======== MATERIAL PROVIDED
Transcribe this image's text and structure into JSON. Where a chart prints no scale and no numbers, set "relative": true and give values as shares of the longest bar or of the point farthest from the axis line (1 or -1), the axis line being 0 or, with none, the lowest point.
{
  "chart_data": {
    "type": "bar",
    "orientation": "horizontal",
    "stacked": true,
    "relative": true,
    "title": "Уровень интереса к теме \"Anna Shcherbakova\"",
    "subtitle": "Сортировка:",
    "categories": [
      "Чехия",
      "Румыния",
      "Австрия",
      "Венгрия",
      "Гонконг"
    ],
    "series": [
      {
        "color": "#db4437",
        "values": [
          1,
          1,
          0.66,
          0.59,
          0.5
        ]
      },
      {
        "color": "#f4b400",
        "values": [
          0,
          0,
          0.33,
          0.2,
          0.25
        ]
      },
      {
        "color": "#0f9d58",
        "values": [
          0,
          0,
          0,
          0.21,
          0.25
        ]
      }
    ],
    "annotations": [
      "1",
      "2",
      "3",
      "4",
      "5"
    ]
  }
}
================
TASK
Set down all of the records shown above once more, exactly.

FULL ANSWER
Transcribe this image's text and structure into JSON. Where a chart prints no scale and no numbers, set "relative": true and give values as shares of the longest bar or of the point farthest from the axis line (1 or -1), the axis line being 0 or, with none, the lowest point.
{
  "chart_data": {
    "type": "bar",
    "orientation": "horizontal",
    "stacked": true,
    "relative": true,
    "title": "Уровень интереса к теме \"Anna Shcherbakova\"",
    "subtitle": "Сортировка:",
    "categories": [
      "Чехия",
      "Румыния",
      "Австрия",
      "Венгрия",
      "Гонконг"
    ],
    "series": [
      {
        "color": "#db4437",
        "values": [
          1,
          1,
          0.66,
          0.59,
          0.5
        ]
      },
      {
        "color": "#f4b400",
        "values": [
          0,
          0,
          0.33,
          0.2,
          0.25
        ]
      },
      {
        "color": "#0f9d58",
        "values": [
          0,
          0,
          0,
          0.21,
          0.25
        ]
      }
    ],
    "annotations": [
      "1",
      "2",
      "3",
      "4",
      "5"
    ]
  }
}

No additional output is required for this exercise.